__Stated goal__
Locate every line in the records below that contains the word "внесении", and copy each one.

Dataset items:
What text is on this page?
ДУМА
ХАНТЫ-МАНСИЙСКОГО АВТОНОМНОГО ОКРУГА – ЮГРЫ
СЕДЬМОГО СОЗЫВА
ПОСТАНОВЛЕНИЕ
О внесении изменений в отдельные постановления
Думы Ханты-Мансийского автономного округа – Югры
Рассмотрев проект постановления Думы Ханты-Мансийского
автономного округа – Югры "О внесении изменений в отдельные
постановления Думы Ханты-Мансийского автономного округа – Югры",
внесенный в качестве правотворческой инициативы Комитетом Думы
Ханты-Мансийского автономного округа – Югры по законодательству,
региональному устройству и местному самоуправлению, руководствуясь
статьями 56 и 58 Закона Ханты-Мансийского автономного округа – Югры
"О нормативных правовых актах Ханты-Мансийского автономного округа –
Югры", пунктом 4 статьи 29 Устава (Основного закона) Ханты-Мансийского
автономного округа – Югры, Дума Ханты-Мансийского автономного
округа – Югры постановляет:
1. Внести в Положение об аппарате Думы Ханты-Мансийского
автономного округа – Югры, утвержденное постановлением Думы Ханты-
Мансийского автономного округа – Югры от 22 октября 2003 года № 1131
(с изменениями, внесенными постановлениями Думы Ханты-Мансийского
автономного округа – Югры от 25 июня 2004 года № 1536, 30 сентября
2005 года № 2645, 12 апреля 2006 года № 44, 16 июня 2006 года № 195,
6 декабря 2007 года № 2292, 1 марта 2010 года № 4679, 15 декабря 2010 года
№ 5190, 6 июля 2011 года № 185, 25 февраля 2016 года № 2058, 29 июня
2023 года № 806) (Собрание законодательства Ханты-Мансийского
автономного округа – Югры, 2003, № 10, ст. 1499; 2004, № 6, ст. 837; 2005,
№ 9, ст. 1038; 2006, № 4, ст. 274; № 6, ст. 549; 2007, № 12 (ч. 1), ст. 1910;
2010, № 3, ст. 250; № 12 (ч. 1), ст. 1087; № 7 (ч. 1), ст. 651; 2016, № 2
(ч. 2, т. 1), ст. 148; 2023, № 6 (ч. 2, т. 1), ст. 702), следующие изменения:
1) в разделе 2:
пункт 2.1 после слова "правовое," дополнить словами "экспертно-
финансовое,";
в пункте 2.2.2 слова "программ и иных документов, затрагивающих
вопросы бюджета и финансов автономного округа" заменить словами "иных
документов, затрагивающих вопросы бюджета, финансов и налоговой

* * *

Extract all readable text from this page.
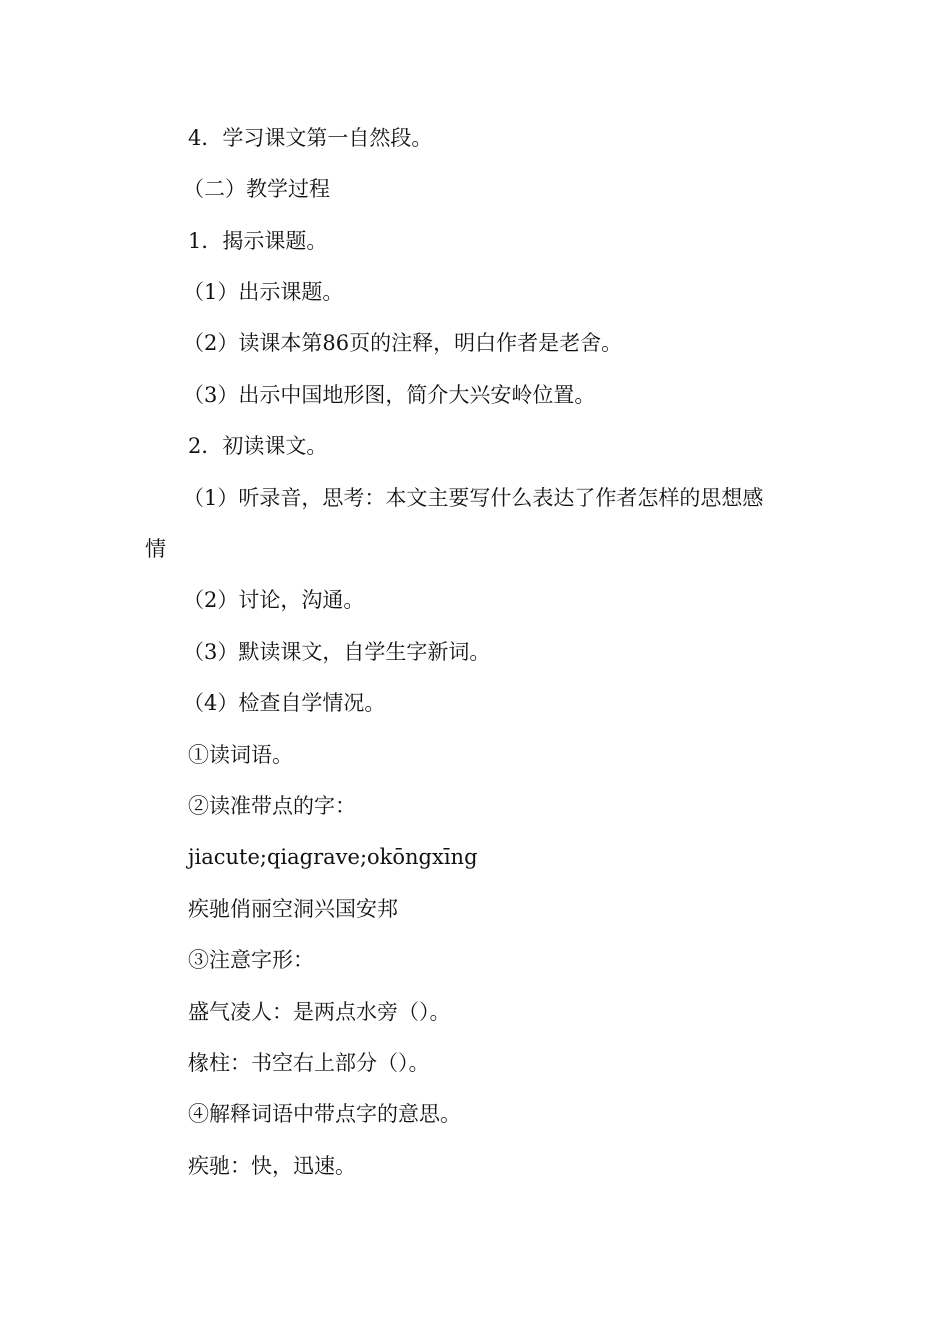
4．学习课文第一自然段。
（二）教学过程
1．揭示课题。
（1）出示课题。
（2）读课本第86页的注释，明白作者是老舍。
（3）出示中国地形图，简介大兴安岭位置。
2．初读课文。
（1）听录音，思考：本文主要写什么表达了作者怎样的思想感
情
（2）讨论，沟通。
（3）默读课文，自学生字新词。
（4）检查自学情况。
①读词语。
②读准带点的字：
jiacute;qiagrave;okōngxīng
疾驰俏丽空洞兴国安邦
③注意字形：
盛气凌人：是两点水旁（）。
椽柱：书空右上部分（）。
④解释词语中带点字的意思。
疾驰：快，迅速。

__Answer to the task__
О внесении изменений в отдельные постановления
автономного округа – Югры "О внесении изменений в отдельные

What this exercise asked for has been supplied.